Some records:
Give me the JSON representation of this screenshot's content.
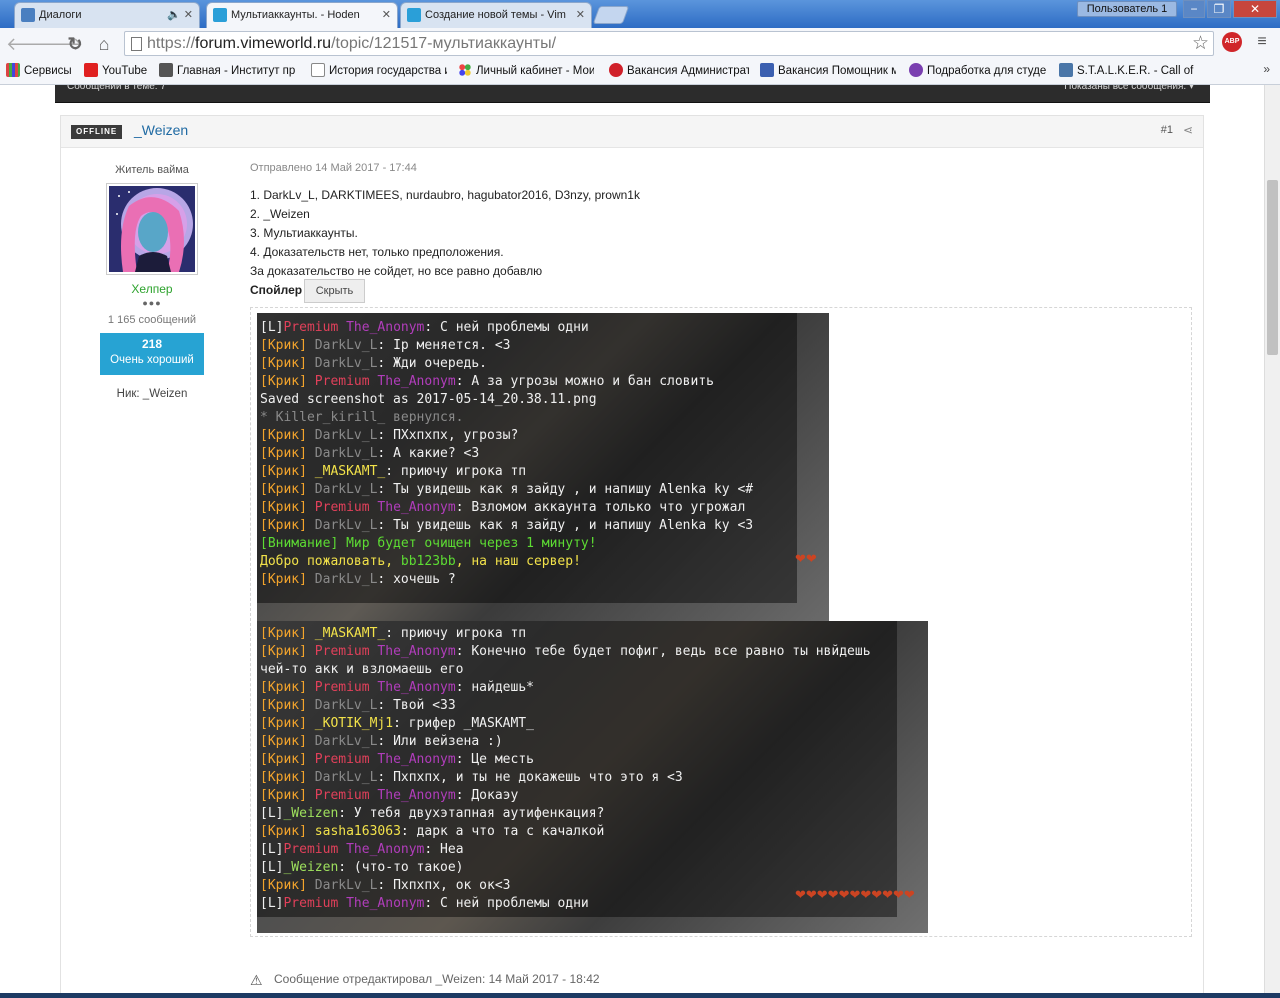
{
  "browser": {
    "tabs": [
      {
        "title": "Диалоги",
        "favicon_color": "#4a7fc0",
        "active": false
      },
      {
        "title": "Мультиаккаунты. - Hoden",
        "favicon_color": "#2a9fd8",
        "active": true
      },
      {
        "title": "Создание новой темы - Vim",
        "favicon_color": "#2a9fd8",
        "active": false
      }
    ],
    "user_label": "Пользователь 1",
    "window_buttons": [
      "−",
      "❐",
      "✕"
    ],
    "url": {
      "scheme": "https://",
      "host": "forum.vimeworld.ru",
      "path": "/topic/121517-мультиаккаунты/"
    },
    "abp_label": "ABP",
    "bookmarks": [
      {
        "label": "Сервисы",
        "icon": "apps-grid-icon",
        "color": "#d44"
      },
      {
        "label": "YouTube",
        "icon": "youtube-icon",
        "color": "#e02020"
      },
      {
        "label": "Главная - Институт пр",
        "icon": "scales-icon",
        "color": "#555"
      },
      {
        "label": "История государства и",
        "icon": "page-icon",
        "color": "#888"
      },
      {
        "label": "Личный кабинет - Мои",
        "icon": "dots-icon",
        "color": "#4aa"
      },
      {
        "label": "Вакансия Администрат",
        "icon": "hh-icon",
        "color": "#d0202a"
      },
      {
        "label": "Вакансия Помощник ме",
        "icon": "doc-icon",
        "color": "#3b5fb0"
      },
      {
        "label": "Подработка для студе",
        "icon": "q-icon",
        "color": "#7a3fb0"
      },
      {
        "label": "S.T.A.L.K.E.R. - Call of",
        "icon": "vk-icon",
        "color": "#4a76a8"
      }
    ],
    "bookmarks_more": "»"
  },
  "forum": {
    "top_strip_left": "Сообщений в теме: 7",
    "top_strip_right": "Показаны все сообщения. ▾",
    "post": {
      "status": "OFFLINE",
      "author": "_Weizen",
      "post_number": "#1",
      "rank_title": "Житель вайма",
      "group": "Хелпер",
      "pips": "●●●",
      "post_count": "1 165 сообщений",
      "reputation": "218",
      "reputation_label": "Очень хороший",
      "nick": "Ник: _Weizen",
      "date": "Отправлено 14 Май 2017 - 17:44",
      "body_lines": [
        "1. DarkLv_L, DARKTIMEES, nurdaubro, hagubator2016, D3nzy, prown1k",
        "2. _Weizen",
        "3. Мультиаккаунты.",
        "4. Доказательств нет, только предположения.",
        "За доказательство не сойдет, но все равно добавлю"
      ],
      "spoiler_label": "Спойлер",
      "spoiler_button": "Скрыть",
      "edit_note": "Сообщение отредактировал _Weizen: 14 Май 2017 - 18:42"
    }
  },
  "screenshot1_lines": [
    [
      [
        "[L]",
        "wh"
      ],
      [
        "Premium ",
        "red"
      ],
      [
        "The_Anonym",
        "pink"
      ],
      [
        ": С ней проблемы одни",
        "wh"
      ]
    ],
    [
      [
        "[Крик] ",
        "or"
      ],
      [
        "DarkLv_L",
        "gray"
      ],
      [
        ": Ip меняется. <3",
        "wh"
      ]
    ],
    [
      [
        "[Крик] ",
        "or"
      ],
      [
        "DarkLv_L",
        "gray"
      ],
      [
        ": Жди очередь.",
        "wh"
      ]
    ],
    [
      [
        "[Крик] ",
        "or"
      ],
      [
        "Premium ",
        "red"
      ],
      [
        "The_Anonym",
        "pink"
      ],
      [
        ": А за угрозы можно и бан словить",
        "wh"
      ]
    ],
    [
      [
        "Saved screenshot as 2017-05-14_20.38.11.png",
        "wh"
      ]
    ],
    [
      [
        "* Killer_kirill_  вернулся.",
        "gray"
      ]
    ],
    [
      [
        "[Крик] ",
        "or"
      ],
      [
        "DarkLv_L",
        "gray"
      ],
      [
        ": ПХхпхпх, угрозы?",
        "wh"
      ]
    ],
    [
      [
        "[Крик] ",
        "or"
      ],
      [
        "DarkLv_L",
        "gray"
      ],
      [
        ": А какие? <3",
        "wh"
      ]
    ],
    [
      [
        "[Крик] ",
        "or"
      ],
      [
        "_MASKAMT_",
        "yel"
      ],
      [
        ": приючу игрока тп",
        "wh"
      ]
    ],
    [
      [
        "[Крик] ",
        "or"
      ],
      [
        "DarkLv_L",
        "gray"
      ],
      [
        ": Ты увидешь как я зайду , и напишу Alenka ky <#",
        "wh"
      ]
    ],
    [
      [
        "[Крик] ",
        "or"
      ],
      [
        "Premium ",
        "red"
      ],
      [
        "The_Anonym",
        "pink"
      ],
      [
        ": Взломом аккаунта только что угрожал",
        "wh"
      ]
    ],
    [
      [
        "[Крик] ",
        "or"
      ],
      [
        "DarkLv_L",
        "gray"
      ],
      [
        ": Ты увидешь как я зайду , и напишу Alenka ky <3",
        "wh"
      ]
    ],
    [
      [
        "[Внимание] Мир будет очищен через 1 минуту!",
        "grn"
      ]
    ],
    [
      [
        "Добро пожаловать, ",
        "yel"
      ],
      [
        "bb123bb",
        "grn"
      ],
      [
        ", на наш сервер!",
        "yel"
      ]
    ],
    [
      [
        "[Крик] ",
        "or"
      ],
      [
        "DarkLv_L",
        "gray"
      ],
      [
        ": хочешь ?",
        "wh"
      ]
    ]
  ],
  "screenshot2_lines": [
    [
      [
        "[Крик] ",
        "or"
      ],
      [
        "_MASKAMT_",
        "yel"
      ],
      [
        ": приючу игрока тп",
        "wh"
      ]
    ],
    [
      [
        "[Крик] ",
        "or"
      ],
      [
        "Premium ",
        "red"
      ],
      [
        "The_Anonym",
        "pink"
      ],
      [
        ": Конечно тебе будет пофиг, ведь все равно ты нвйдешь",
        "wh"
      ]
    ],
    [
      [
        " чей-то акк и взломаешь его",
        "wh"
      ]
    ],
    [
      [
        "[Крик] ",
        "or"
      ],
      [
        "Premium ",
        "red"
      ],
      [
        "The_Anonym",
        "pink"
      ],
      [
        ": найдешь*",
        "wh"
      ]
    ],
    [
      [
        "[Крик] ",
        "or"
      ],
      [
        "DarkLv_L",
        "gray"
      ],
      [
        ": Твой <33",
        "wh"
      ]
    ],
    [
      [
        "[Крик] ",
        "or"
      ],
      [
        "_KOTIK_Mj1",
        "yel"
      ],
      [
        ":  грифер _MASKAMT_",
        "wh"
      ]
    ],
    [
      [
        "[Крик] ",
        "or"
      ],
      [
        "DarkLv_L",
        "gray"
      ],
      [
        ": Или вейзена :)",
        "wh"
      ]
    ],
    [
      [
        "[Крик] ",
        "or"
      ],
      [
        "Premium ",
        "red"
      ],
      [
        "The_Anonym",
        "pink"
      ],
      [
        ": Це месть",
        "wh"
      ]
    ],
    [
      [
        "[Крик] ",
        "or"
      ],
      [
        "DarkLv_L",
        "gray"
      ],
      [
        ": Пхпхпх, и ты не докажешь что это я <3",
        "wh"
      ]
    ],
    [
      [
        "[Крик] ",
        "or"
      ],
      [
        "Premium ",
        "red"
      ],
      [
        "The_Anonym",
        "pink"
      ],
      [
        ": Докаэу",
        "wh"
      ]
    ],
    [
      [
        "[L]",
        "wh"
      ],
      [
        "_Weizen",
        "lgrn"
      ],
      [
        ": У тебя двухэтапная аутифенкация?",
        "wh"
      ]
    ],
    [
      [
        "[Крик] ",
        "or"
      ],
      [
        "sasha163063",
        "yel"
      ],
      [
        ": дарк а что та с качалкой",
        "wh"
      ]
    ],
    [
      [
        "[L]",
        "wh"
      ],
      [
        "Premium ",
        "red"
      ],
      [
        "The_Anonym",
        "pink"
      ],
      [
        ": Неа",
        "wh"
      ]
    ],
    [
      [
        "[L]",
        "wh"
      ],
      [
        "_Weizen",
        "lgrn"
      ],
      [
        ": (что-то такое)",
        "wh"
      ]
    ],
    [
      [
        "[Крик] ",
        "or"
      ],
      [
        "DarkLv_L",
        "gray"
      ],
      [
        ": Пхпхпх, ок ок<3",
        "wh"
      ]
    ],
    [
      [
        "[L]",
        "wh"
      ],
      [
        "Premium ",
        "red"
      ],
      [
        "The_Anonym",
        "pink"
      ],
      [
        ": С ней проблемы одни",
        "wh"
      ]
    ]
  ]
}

...

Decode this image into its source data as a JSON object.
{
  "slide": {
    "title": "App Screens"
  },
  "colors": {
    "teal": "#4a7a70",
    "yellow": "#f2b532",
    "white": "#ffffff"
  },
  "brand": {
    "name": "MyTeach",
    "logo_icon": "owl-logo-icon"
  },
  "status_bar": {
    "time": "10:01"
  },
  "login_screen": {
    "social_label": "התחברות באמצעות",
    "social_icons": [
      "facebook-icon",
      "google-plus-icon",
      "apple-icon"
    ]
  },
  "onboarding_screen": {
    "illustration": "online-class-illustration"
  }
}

Stated exercise ▸
From the entries above, extract each line containing "будет".

Correct response ▸
        "[Внимание] Мир будет очищен через 1 минуту!",
        ": Конечно тебе будет пофиг, ведь все равно ты нвйдешь",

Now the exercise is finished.